═════ Provided entries ═════

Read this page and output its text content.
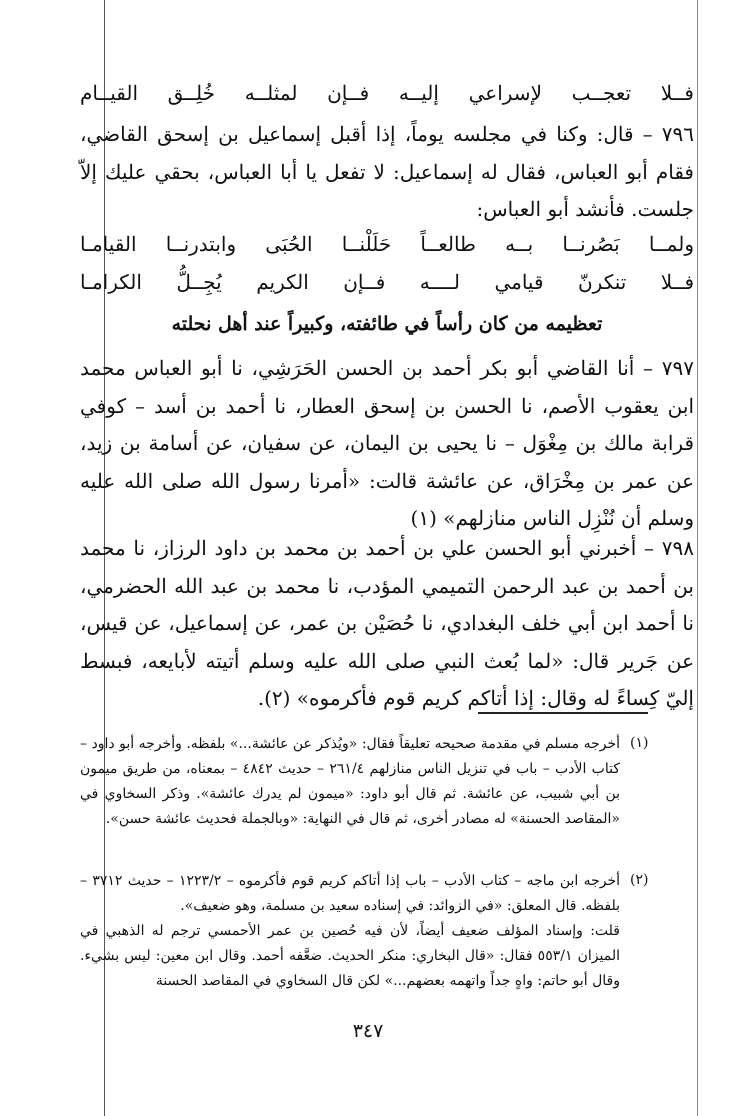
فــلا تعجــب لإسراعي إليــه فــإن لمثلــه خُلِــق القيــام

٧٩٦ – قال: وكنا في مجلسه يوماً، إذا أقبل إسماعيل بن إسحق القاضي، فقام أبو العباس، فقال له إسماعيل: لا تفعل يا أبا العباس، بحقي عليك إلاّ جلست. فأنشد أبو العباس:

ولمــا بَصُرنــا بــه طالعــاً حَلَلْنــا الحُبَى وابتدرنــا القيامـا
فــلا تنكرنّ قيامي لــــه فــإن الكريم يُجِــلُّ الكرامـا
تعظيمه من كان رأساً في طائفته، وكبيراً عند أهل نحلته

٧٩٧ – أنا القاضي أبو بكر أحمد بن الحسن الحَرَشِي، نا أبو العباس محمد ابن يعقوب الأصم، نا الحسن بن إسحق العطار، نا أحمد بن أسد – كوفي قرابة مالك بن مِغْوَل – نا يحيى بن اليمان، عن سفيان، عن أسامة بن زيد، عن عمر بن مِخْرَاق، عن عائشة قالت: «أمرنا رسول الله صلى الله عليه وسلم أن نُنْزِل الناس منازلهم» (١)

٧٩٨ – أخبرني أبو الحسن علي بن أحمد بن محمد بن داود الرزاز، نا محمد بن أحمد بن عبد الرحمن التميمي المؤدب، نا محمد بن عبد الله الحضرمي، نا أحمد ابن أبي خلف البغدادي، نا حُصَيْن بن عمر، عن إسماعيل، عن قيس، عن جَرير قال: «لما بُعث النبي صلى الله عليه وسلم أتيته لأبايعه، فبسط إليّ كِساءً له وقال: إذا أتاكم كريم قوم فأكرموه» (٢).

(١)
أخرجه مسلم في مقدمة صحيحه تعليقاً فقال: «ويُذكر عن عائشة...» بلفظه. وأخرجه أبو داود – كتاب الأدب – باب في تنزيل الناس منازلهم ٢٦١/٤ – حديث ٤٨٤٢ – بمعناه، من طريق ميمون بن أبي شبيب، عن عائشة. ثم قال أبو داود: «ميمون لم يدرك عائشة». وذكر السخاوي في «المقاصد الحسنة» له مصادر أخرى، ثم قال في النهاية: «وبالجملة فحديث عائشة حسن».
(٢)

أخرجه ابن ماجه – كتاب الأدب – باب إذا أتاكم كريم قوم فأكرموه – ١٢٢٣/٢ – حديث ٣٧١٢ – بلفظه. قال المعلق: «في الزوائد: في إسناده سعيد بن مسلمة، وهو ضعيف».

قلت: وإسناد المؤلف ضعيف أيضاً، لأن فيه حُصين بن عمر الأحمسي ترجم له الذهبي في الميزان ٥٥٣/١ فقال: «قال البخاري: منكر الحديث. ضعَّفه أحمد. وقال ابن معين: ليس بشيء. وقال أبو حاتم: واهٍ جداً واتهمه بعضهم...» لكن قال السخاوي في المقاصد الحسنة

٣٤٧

═════
═════ Provided entries ═════

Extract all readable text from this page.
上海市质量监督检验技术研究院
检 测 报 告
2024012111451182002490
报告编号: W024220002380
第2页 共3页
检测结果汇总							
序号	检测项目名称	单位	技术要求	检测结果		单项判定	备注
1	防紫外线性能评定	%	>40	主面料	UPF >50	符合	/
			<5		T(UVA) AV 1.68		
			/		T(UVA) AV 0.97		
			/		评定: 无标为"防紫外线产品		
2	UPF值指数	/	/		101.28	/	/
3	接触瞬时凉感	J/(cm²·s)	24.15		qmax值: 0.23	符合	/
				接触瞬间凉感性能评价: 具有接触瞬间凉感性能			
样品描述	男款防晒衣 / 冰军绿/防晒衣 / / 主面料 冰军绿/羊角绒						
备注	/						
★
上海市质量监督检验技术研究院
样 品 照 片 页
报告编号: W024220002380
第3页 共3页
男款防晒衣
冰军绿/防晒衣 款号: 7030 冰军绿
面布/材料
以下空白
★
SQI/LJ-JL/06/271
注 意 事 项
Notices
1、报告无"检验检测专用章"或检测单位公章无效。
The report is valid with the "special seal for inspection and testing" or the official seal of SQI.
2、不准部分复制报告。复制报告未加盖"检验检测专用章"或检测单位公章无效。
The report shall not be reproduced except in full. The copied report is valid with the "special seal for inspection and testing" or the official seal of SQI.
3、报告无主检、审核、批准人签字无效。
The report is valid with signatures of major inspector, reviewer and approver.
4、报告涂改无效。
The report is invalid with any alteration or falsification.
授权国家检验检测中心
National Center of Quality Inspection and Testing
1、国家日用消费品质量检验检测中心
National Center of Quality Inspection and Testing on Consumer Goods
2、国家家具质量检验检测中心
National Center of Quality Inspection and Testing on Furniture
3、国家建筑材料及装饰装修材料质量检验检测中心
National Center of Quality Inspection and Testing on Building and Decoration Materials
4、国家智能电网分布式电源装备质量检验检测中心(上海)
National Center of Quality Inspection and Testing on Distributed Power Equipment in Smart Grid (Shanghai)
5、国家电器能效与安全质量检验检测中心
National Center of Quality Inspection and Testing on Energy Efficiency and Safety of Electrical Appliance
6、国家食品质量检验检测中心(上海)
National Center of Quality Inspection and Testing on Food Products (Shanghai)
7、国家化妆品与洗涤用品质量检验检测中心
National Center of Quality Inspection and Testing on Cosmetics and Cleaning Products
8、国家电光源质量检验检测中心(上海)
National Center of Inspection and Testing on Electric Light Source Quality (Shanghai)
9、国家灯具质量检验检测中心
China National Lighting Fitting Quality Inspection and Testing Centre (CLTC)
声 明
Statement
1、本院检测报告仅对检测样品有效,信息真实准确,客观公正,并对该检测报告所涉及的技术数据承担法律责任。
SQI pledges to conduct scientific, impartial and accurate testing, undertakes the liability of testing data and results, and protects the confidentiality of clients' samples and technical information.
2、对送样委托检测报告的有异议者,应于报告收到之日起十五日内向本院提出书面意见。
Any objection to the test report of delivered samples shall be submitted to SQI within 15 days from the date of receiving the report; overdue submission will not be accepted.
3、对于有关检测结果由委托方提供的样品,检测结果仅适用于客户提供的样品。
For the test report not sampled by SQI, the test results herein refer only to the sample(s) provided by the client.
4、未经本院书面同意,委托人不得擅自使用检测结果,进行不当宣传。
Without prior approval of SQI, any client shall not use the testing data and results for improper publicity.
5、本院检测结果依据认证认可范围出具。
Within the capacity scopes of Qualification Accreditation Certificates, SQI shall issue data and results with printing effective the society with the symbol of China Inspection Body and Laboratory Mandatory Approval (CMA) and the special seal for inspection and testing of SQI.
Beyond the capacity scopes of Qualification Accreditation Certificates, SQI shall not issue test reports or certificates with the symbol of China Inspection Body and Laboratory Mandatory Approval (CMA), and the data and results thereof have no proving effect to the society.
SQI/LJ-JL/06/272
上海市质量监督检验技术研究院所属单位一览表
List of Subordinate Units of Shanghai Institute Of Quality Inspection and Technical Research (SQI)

═════
═════ Provided entries ═════

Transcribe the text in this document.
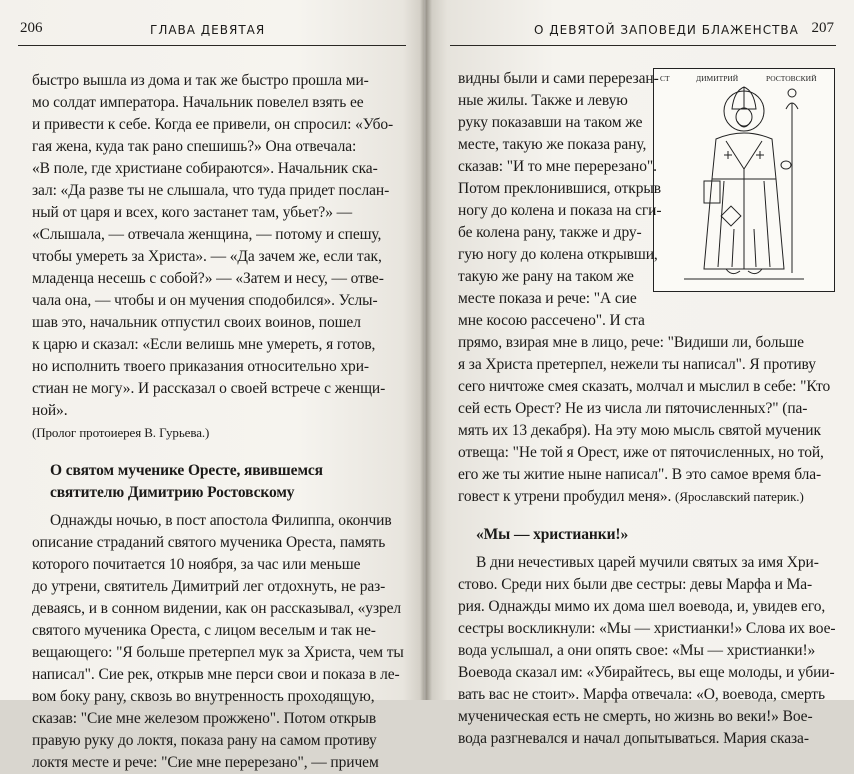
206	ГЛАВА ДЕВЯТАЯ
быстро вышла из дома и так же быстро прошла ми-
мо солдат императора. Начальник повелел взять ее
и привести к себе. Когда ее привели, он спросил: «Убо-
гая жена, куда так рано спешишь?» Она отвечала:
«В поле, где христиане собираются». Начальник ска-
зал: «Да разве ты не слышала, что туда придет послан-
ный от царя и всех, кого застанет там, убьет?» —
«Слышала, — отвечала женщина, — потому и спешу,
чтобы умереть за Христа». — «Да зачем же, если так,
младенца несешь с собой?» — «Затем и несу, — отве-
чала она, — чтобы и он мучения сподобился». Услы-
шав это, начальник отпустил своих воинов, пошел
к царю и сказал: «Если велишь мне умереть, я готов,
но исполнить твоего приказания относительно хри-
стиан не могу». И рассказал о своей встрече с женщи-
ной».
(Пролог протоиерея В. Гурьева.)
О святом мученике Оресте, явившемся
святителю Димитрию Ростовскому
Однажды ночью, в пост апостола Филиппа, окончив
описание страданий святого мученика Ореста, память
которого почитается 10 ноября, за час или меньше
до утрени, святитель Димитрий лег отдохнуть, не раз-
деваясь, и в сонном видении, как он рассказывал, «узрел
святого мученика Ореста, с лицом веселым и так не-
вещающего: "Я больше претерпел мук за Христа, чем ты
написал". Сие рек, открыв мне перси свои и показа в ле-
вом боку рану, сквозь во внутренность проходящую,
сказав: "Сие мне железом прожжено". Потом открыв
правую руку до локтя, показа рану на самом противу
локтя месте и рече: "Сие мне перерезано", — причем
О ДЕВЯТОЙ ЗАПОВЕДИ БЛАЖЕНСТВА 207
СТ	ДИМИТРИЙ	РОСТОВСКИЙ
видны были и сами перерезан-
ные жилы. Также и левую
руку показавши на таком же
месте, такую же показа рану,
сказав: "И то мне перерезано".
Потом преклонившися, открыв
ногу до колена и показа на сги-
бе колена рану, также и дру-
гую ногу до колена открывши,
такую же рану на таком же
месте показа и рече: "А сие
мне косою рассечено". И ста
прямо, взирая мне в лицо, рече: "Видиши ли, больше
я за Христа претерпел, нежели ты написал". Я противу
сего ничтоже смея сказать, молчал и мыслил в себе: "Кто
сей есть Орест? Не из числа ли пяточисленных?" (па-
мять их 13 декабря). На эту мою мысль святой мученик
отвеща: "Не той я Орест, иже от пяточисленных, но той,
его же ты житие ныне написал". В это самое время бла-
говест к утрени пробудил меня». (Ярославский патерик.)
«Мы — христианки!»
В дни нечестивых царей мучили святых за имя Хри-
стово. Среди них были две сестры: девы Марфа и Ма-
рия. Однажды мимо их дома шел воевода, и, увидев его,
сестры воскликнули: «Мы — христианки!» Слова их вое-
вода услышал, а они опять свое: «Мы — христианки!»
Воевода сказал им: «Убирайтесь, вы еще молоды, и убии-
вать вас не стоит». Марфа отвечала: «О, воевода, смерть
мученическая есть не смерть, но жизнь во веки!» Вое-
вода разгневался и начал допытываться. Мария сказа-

═════

What you should do:
Identify all lines where the word "scopes" shows up. Copy them.

Final answer:
Within the capacity scopes of Qualification Accreditation Certificates, SQI shall issue data and results with printing effective the society with the symbol of China Inspection Body and Laboratory Mandatory Approval (CMA) and the special seal for inspection and testing of SQI.
Beyond the capacity scopes of Qualification Accreditation Certificates, SQI shall not issue test reports or certificates with the symbol of China Inspection Body and Laboratory Mandatory Approval (CMA), and the data and results thereof have no proving effect to the society.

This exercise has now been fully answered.